[Records provided]

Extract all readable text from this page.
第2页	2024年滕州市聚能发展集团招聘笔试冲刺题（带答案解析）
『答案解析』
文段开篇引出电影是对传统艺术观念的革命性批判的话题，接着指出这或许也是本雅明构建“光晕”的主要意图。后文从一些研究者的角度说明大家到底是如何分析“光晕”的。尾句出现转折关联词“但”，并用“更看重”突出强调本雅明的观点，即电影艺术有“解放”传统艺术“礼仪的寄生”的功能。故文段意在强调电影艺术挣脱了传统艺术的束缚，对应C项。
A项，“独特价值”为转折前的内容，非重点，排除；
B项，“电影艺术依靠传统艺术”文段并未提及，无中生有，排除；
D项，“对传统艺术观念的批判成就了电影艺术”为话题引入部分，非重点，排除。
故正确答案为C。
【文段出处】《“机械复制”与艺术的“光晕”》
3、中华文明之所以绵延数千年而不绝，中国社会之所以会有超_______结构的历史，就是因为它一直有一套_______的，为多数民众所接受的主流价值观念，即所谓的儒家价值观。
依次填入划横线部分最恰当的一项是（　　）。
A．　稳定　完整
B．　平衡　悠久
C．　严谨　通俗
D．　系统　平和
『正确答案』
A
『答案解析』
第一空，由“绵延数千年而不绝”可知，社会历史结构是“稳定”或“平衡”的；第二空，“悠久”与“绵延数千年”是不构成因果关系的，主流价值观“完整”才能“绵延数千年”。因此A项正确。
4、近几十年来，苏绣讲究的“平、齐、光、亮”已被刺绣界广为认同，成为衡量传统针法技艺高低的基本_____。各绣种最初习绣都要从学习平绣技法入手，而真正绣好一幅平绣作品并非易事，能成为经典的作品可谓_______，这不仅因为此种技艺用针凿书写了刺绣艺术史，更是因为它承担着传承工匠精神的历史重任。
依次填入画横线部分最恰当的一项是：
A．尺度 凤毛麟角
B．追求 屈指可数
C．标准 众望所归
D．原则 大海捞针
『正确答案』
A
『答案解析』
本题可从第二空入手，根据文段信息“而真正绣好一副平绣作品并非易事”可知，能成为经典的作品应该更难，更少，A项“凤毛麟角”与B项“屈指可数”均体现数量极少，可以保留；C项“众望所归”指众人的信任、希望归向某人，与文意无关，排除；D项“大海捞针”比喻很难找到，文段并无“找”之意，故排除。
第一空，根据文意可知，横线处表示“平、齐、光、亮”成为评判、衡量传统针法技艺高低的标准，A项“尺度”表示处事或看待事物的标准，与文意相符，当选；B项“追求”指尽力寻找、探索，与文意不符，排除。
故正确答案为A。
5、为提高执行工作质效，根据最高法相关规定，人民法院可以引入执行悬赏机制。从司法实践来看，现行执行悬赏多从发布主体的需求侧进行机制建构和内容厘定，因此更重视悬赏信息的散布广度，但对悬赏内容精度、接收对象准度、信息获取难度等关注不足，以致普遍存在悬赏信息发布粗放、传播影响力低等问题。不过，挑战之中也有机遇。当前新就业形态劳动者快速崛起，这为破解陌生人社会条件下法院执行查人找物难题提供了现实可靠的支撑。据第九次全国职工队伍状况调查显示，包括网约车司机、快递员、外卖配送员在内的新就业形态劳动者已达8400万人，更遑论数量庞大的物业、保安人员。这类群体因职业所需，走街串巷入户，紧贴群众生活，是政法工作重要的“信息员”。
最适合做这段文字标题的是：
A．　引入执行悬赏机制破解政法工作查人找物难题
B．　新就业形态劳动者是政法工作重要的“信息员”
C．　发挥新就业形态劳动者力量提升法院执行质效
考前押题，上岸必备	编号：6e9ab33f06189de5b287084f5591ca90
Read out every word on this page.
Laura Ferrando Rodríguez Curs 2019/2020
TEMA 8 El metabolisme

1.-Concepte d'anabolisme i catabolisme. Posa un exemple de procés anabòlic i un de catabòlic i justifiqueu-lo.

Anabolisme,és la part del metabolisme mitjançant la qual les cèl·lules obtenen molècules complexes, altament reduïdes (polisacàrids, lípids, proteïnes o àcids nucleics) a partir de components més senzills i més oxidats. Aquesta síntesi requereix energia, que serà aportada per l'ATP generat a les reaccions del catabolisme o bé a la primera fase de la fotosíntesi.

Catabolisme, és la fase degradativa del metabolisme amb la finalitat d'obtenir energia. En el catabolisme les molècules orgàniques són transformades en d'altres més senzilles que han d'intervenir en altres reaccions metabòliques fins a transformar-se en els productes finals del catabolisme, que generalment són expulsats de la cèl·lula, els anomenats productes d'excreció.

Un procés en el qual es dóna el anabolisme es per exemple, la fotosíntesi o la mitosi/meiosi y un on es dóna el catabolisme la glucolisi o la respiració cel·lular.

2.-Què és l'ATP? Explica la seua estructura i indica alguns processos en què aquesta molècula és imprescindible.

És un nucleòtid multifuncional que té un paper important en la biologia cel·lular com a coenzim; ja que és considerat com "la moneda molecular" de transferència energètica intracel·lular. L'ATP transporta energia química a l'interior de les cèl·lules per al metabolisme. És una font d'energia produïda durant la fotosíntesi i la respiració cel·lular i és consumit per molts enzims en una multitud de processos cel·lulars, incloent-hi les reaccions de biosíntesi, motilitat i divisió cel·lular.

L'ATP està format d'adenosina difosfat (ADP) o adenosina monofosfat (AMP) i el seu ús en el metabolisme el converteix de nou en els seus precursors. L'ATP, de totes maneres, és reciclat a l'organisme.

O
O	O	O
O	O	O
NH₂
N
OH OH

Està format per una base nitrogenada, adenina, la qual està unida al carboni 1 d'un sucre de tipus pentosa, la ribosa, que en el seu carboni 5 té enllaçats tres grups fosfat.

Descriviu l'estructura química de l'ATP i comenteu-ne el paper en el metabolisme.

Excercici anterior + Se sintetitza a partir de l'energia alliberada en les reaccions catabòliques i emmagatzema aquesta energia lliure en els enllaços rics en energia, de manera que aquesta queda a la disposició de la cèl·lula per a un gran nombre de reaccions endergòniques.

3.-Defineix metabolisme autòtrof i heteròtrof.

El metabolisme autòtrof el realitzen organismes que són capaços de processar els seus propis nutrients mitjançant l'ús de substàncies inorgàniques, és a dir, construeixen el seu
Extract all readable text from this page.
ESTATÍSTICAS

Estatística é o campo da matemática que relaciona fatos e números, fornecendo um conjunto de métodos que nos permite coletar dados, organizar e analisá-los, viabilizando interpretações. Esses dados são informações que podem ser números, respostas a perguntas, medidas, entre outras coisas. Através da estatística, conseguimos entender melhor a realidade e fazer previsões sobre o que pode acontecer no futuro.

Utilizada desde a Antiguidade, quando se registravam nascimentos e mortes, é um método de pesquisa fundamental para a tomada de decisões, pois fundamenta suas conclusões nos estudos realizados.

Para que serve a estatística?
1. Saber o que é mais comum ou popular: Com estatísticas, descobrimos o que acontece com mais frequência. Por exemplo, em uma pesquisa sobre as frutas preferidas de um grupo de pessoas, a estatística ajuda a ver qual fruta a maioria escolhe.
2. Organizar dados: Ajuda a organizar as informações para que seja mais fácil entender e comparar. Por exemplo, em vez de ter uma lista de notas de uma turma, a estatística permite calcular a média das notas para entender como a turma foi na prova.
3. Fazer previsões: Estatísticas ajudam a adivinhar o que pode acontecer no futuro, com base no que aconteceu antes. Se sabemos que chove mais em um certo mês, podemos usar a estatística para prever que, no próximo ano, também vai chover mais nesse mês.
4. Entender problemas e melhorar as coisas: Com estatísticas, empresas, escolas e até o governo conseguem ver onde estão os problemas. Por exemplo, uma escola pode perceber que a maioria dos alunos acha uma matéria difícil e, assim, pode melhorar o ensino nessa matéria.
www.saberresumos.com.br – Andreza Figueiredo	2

[Task requirements] Repeat back the data above, exact to the last character.

[Result of the task]
Extract all readable text from this page.
第2页	2024年滕州市聚能发展集团招聘笔试冲刺题（带答案解析）
『答案解析』
文段开篇引出电影是对传统艺术观念的革命性批判的话题，接着指出这或许也是本雅明构建“光晕”的主要意图。后文从一些研究者的角度说明大家到底是如何分析“光晕”的。尾句出现转折关联词“但”，并用“更看重”突出强调本雅明的观点，即电影艺术有“解放”传统艺术“礼仪的寄生”的功能。故文段意在强调电影艺术挣脱了传统艺术的束缚，对应C项。
A项，“独特价值”为转折前的内容，非重点，排除；
B项，“电影艺术依靠传统艺术”文段并未提及，无中生有，排除；
D项，“对传统艺术观念的批判成就了电影艺术”为话题引入部分，非重点，排除。
故正确答案为C。
【文段出处】《“机械复制”与艺术的“光晕”》
3、中华文明之所以绵延数千年而不绝，中国社会之所以会有超_______结构的历史，就是因为它一直有一套_______的，为多数民众所接受的主流价值观念，即所谓的儒家价值观。
依次填入划横线部分最恰当的一项是（　　）。
A．　稳定　完整
B．　平衡　悠久
C．　严谨　通俗
D．　系统　平和
『正确答案』
A
『答案解析』
第一空，由“绵延数千年而不绝”可知，社会历史结构是“稳定”或“平衡”的；第二空，“悠久”与“绵延数千年”是不构成因果关系的，主流价值观“完整”才能“绵延数千年”。因此A项正确。
4、近几十年来，苏绣讲究的“平、齐、光、亮”已被刺绣界广为认同，成为衡量传统针法技艺高低的基本_____。各绣种最初习绣都要从学习平绣技法入手，而真正绣好一幅平绣作品并非易事，能成为经典的作品可谓_______，这不仅因为此种技艺用针凿书写了刺绣艺术史，更是因为它承担着传承工匠精神的历史重任。
依次填入画横线部分最恰当的一项是：
A．尺度 凤毛麟角
B．追求 屈指可数
C．标准 众望所归
D．原则 大海捞针
『正确答案』
A
『答案解析』
本题可从第二空入手，根据文段信息“而真正绣好一副平绣作品并非易事”可知，能成为经典的作品应该更难，更少，A项“凤毛麟角”与B项“屈指可数”均体现数量极少，可以保留；C项“众望所归”指众人的信任、希望归向某人，与文意无关，排除；D项“大海捞针”比喻很难找到，文段并无“找”之意，故排除。
第一空，根据文意可知，横线处表示“平、齐、光、亮”成为评判、衡量传统针法技艺高低的标准，A项“尺度”表示处事或看待事物的标准，与文意相符，当选；B项“追求”指尽力寻找、探索，与文意不符，排除。
故正确答案为A。
5、为提高执行工作质效，根据最高法相关规定，人民法院可以引入执行悬赏机制。从司法实践来看，现行执行悬赏多从发布主体的需求侧进行机制建构和内容厘定，因此更重视悬赏信息的散布广度，但对悬赏内容精度、接收对象准度、信息获取难度等关注不足，以致普遍存在悬赏信息发布粗放、传播影响力低等问题。不过，挑战之中也有机遇。当前新就业形态劳动者快速崛起，这为破解陌生人社会条件下法院执行查人找物难题提供了现实可靠的支撑。据第九次全国职工队伍状况调查显示，包括网约车司机、快递员、外卖配送员在内的新就业形态劳动者已达8400万人，更遑论数量庞大的物业、保安人员。这类群体因职业所需，走街串巷入户，紧贴群众生活，是政法工作重要的“信息员”。
最适合做这段文字标题的是：
A．　引入执行悬赏机制破解政法工作查人找物难题
B．　新就业形态劳动者是政法工作重要的“信息员”
C．　发挥新就业形态劳动者力量提升法院执行质效
考前押题，上岸必备	编号：6e9ab33f06189de5b287084f5591ca90
Read out every word on this page.
Laura Ferrando Rodríguez Curs 2019/2020
TEMA 8 El metabolisme

1.-Concepte d'anabolisme i catabolisme. Posa un exemple de procés anabòlic i un de catabòlic i justifiqueu-lo.

Anabolisme,és la part del metabolisme mitjançant la qual les cèl·lules obtenen molècules complexes, altament reduïdes (polisacàrids, lípids, proteïnes o àcids nucleics) a partir de components més senzills i més oxidats. Aquesta síntesi requereix energia, que serà aportada per l'ATP generat a les reaccions del catabolisme o bé a la primera fase de la fotosíntesi.

Catabolisme, és la fase degradativa del metabolisme amb la finalitat d'obtenir energia. En el catabolisme les molècules orgàniques són transformades en d'altres més senzilles que han d'intervenir en altres reaccions metabòliques fins a transformar-se en els productes finals del catabolisme, que generalment són expulsats de la cèl·lula, els anomenats productes d'excreció.

Un procés en el qual es dóna el anabolisme es per exemple, la fotosíntesi o la mitosi/meiosi y un on es dóna el catabolisme la glucolisi o la respiració cel·lular.

2.-Què és l'ATP? Explica la seua estructura i indica alguns processos en què aquesta molècula és imprescindible.

És un nucleòtid multifuncional que té un paper important en la biologia cel·lular com a coenzim; ja que és considerat com "la moneda molecular" de transferència energètica intracel·lular. L'ATP transporta energia química a l'interior de les cèl·lules per al metabolisme. És una font d'energia produïda durant la fotosíntesi i la respiració cel·lular i és consumit per molts enzims en una multitud de processos cel·lulars, incloent-hi les reaccions de biosíntesi, motilitat i divisió cel·lular.

L'ATP està format d'adenosina difosfat (ADP) o adenosina monofosfat (AMP) i el seu ús en el metabolisme el converteix de nou en els seus precursors. L'ATP, de totes maneres, és reciclat a l'organisme.

O
O	O	O
O	O	O
NH₂
N
OH OH

Està format per una base nitrogenada, adenina, la qual està unida al carboni 1 d'un sucre de tipus pentosa, la ribosa, que en el seu carboni 5 té enllaçats tres grups fosfat.

Descriviu l'estructura química de l'ATP i comenteu-ne el paper en el metabolisme.

Excercici anterior + Se sintetitza a partir de l'energia alliberada en les reaccions catabòliques i emmagatzema aquesta energia lliure en els enllaços rics en energia, de manera que aquesta queda a la disposició de la cèl·lula per a un gran nombre de reaccions endergòniques.

3.-Defineix metabolisme autòtrof i heteròtrof.

El metabolisme autòtrof el realitzen organismes que són capaços de processar els seus propis nutrients mitjançant l'ús de substàncies inorgàniques, és a dir, construeixen el seu
Extract all readable text from this page.
ESTATÍSTICAS

Estatística é o campo da matemática que relaciona fatos e números, fornecendo um conjunto de métodos que nos permite coletar dados, organizar e analisá-los, viabilizando interpretações. Esses dados são informações que podem ser números, respostas a perguntas, medidas, entre outras coisas. Através da estatística, conseguimos entender melhor a realidade e fazer previsões sobre o que pode acontecer no futuro.

Utilizada desde a Antiguidade, quando se registravam nascimentos e mortes, é um método de pesquisa fundamental para a tomada de decisões, pois fundamenta suas conclusões nos estudos realizados.

Para que serve a estatística?
1. Saber o que é mais comum ou popular: Com estatísticas, descobrimos o que acontece com mais frequência. Por exemplo, em uma pesquisa sobre as frutas preferidas de um grupo de pessoas, a estatística ajuda a ver qual fruta a maioria escolhe.
2. Organizar dados: Ajuda a organizar as informações para que seja mais fácil entender e comparar. Por exemplo, em vez de ter uma lista de notas de uma turma, a estatística permite calcular a média das notas para entender como a turma foi na prova.
3. Fazer previsões: Estatísticas ajudam a adivinhar o que pode acontecer no futuro, com base no que aconteceu antes. Se sabemos que chove mais em um certo mês, podemos usar a estatística para prever que, no próximo ano, também vai chover mais nesse mês.
4. Entender problemas e melhorar as coisas: Com estatísticas, empresas, escolas e até o governo conseguem ver onde estão os problemas. Por exemplo, uma escola pode perceber que a maioria dos alunos acha uma matéria difícil e, assim, pode melhorar o ensino nessa matéria.
www.saberresumos.com.br – Andreza Figueiredo	2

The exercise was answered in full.